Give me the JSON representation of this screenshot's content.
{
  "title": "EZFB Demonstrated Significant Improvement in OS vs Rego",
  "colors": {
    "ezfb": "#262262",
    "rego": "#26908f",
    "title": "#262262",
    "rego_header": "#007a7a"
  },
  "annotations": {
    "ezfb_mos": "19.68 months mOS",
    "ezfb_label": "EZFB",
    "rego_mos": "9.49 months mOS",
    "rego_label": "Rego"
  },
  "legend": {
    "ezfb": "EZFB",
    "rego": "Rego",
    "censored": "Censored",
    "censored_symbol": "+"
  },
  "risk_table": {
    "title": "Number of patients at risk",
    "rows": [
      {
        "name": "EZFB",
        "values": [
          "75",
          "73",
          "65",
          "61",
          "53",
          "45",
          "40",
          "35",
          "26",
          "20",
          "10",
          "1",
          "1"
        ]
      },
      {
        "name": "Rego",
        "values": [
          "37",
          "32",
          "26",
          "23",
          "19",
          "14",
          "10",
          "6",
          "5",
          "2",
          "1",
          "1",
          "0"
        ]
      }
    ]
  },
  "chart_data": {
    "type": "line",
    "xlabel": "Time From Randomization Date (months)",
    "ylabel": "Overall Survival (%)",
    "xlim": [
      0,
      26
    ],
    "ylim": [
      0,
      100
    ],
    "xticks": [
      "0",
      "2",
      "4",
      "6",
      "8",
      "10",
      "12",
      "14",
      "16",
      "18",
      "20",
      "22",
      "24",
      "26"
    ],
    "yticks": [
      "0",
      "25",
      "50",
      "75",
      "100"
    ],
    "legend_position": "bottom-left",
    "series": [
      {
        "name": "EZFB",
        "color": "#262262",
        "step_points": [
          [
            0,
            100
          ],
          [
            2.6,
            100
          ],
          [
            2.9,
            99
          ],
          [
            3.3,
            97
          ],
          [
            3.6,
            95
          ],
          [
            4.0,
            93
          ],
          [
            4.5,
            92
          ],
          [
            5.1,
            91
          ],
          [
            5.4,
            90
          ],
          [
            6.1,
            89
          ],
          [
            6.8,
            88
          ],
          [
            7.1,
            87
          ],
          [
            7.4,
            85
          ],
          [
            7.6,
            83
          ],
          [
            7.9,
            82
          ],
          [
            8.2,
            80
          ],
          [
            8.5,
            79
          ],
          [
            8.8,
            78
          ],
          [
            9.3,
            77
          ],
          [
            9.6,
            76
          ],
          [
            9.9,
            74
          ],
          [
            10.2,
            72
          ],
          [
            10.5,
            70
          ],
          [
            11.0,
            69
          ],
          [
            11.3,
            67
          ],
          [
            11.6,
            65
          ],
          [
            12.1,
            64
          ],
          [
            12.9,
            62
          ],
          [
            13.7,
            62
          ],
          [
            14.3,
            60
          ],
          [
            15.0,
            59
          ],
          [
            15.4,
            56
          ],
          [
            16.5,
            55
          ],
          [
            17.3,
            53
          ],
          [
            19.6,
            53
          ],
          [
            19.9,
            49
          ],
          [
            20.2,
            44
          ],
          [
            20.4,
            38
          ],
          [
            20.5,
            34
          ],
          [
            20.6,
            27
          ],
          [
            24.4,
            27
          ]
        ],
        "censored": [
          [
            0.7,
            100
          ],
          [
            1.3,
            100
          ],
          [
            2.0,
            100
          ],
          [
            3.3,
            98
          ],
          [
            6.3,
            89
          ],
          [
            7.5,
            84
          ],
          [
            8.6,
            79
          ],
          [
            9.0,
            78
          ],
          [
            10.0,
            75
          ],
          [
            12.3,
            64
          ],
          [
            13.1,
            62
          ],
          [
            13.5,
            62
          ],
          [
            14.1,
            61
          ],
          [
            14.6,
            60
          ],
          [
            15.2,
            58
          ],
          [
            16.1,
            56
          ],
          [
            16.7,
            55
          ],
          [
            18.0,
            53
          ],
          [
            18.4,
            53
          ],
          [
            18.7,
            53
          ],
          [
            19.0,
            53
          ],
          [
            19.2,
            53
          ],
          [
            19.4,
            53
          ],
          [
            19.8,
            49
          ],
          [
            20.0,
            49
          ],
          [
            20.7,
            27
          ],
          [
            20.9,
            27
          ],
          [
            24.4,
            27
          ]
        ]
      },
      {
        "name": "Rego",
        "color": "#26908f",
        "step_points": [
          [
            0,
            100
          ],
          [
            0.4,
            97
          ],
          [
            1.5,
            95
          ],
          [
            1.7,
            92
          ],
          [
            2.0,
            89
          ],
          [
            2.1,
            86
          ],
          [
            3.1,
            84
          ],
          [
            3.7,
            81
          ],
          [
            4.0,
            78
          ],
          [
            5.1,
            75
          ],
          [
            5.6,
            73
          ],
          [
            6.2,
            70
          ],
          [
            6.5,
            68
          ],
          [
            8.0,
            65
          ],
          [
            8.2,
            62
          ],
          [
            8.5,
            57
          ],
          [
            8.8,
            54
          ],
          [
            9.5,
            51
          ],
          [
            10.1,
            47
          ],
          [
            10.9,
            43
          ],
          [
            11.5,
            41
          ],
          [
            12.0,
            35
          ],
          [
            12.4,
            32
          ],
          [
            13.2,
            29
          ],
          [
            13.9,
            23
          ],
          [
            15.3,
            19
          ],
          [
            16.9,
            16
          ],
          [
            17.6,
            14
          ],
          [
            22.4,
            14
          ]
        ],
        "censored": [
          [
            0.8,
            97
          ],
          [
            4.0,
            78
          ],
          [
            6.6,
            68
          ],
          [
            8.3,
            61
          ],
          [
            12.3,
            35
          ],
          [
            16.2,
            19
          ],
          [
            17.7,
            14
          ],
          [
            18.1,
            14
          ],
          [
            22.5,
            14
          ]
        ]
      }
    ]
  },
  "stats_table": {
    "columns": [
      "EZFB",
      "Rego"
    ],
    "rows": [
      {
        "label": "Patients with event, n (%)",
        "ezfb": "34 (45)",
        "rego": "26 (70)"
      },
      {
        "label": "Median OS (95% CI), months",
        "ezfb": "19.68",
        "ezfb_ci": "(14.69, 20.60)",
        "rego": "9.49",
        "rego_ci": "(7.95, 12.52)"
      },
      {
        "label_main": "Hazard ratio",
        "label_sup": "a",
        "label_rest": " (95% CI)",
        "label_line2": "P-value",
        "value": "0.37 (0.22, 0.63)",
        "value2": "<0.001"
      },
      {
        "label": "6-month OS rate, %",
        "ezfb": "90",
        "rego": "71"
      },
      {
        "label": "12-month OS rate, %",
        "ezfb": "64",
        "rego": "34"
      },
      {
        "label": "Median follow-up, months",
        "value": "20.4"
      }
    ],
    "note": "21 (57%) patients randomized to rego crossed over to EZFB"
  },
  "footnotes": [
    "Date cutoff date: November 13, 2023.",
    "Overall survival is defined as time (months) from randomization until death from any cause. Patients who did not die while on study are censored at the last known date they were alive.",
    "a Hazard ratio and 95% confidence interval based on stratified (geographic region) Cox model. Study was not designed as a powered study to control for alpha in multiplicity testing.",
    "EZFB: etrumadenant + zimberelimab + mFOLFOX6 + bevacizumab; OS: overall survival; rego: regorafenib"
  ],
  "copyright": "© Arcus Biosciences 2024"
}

+ + + + +

Task to complete: From the records above, please extract every line and repeat it exactly.

Solved problem:
Give me the JSON representation of this screenshot's content.
{
  "title": "EZFB Demonstrated Significant Improvement in OS vs Rego",
  "colors": {
    "ezfb": "#262262",
    "rego": "#26908f",
    "title": "#262262",
    "rego_header": "#007a7a"
  },
  "annotations": {
    "ezfb_mos": "19.68 months mOS",
    "ezfb_label": "EZFB",
    "rego_mos": "9.49 months mOS",
    "rego_label": "Rego"
  },
  "legend": {
    "ezfb": "EZFB",
    "rego": "Rego",
    "censored": "Censored",
    "censored_symbol": "+"
  },
  "risk_table": {
    "title": "Number of patients at risk",
    "rows": [
      {
        "name": "EZFB",
        "values": [
          "75",
          "73",
          "65",
          "61",
          "53",
          "45",
          "40",
          "35",
          "26",
          "20",
          "10",
          "1",
          "1"
        ]
      },
      {
        "name": "Rego",
        "values": [
          "37",
          "32",
          "26",
          "23",
          "19",
          "14",
          "10",
          "6",
          "5",
          "2",
          "1",
          "1",
          "0"
        ]
      }
    ]
  },
  "chart_data": {
    "type": "line",
    "xlabel": "Time From Randomization Date (months)",
    "ylabel": "Overall Survival (%)",
    "xlim": [
      0,
      26
    ],
    "ylim": [
      0,
      100
    ],
    "xticks": [
      "0",
      "2",
      "4",
      "6",
      "8",
      "10",
      "12",
      "14",
      "16",
      "18",
      "20",
      "22",
      "24",
      "26"
    ],
    "yticks": [
      "0",
      "25",
      "50",
      "75",
      "100"
    ],
    "legend_position": "bottom-left",
    "series": [
      {
        "name": "EZFB",
        "color": "#262262",
        "step_points": [
          [
            0,
            100
          ],
          [
            2.6,
            100
          ],
          [
            2.9,
            99
          ],
          [
            3.3,
            97
          ],
          [
            3.6,
            95
          ],
          [
            4.0,
            93
          ],
          [
            4.5,
            92
          ],
          [
            5.1,
            91
          ],
          [
            5.4,
            90
          ],
          [
            6.1,
            89
          ],
          [
            6.8,
            88
          ],
          [
            7.1,
            87
          ],
          [
            7.4,
            85
          ],
          [
            7.6,
            83
          ],
          [
            7.9,
            82
          ],
          [
            8.2,
            80
          ],
          [
            8.5,
            79
          ],
          [
            8.8,
            78
          ],
          [
            9.3,
            77
          ],
          [
            9.6,
            76
          ],
          [
            9.9,
            74
          ],
          [
            10.2,
            72
          ],
          [
            10.5,
            70
          ],
          [
            11.0,
            69
          ],
          [
            11.3,
            67
          ],
          [
            11.6,
            65
          ],
          [
            12.1,
            64
          ],
          [
            12.9,
            62
          ],
          [
            13.7,
            62
          ],
          [
            14.3,
            60
          ],
          [
            15.0,
            59
          ],
          [
            15.4,
            56
          ],
          [
            16.5,
            55
          ],
          [
            17.3,
            53
          ],
          [
            19.6,
            53
          ],
          [
            19.9,
            49
          ],
          [
            20.2,
            44
          ],
          [
            20.4,
            38
          ],
          [
            20.5,
            34
          ],
          [
            20.6,
            27
          ],
          [
            24.4,
            27
          ]
        ],
        "censored": [
          [
            0.7,
            100
          ],
          [
            1.3,
            100
          ],
          [
            2.0,
            100
          ],
          [
            3.3,
            98
          ],
          [
            6.3,
            89
          ],
          [
            7.5,
            84
          ],
          [
            8.6,
            79
          ],
          [
            9.0,
            78
          ],
          [
            10.0,
            75
          ],
          [
            12.3,
            64
          ],
          [
            13.1,
            62
          ],
          [
            13.5,
            62
          ],
          [
            14.1,
            61
          ],
          [
            14.6,
            60
          ],
          [
            15.2,
            58
          ],
          [
            16.1,
            56
          ],
          [
            16.7,
            55
          ],
          [
            18.0,
            53
          ],
          [
            18.4,
            53
          ],
          [
            18.7,
            53
          ],
          [
            19.0,
            53
          ],
          [
            19.2,
            53
          ],
          [
            19.4,
            53
          ],
          [
            19.8,
            49
          ],
          [
            20.0,
            49
          ],
          [
            20.7,
            27
          ],
          [
            20.9,
            27
          ],
          [
            24.4,
            27
          ]
        ]
      },
      {
        "name": "Rego",
        "color": "#26908f",
        "step_points": [
          [
            0,
            100
          ],
          [
            0.4,
            97
          ],
          [
            1.5,
            95
          ],
          [
            1.7,
            92
          ],
          [
            2.0,
            89
          ],
          [
            2.1,
            86
          ],
          [
            3.1,
            84
          ],
          [
            3.7,
            81
          ],
          [
            4.0,
            78
          ],
          [
            5.1,
            75
          ],
          [
            5.6,
            73
          ],
          [
            6.2,
            70
          ],
          [
            6.5,
            68
          ],
          [
            8.0,
            65
          ],
          [
            8.2,
            62
          ],
          [
            8.5,
            57
          ],
          [
            8.8,
            54
          ],
          [
            9.5,
            51
          ],
          [
            10.1,
            47
          ],
          [
            10.9,
            43
          ],
          [
            11.5,
            41
          ],
          [
            12.0,
            35
          ],
          [
            12.4,
            32
          ],
          [
            13.2,
            29
          ],
          [
            13.9,
            23
          ],
          [
            15.3,
            19
          ],
          [
            16.9,
            16
          ],
          [
            17.6,
            14
          ],
          [
            22.4,
            14
          ]
        ],
        "censored": [
          [
            0.8,
            97
          ],
          [
            4.0,
            78
          ],
          [
            6.6,
            68
          ],
          [
            8.3,
            61
          ],
          [
            12.3,
            35
          ],
          [
            16.2,
            19
          ],
          [
            17.7,
            14
          ],
          [
            18.1,
            14
          ],
          [
            22.5,
            14
          ]
        ]
      }
    ]
  },
  "stats_table": {
    "columns": [
      "EZFB",
      "Rego"
    ],
    "rows": [
      {
        "label": "Patients with event, n (%)",
        "ezfb": "34 (45)",
        "rego": "26 (70)"
      },
      {
        "label": "Median OS (95% CI), months",
        "ezfb": "19.68",
        "ezfb_ci": "(14.69, 20.60)",
        "rego": "9.49",
        "rego_ci": "(7.95, 12.52)"
      },
      {
        "label_main": "Hazard ratio",
        "label_sup": "a",
        "label_rest": " (95% CI)",
        "label_line2": "P-value",
        "value": "0.37 (0.22, 0.63)",
        "value2": "<0.001"
      },
      {
        "label": "6-month OS rate, %",
        "ezfb": "90",
        "rego": "71"
      },
      {
        "label": "12-month OS rate, %",
        "ezfb": "64",
        "rego": "34"
      },
      {
        "label": "Median follow-up, months",
        "value": "20.4"
      }
    ],
    "note": "21 (57%) patients randomized to rego crossed over to EZFB"
  },
  "footnotes": [
    "Date cutoff date: November 13, 2023.",
    "Overall survival is defined as time (months) from randomization until death from any cause. Patients who did not die while on study are censored at the last known date they were alive.",
    "a Hazard ratio and 95% confidence interval based on stratified (geographic region) Cox model. Study was not designed as a powered study to control for alpha in multiplicity testing.",
    "EZFB: etrumadenant + zimberelimab + mFOLFOX6 + bevacizumab; OS: overall survival; rego: regorafenib"
  ],
  "copyright": "© Arcus Biosciences 2024"
}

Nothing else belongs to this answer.